=== Prompt ===
Go through the entries below and count the lines holding the word "Tous". Reply with only the number, please.

——

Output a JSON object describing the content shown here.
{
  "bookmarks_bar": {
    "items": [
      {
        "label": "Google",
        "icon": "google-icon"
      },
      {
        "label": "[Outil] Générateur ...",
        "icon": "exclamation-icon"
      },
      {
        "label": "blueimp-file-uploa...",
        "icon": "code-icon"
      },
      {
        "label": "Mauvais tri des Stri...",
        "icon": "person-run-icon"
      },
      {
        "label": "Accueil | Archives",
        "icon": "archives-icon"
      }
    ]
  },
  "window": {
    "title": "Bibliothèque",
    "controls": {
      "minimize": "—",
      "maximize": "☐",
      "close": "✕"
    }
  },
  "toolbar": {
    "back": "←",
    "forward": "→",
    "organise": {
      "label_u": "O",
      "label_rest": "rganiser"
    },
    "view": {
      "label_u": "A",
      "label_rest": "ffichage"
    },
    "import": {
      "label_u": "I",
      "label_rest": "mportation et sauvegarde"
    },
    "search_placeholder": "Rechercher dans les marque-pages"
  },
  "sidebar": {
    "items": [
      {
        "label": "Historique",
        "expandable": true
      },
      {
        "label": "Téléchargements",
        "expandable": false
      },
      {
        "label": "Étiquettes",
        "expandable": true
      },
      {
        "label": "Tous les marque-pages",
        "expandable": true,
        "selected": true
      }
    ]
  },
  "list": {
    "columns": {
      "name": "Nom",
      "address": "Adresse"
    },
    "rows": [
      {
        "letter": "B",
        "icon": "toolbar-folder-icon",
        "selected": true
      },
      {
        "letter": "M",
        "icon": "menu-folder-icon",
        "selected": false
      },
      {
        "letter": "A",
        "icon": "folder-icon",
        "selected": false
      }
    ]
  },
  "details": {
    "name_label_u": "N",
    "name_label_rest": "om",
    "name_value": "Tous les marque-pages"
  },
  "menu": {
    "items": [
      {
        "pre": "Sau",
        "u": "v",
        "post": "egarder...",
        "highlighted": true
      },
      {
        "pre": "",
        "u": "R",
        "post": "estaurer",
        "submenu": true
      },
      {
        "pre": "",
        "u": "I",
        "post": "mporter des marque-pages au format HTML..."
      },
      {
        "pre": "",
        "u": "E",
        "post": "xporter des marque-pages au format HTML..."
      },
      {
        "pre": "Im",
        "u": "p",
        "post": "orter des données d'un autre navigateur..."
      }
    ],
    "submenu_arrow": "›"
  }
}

——

=== Reply to the task ===
2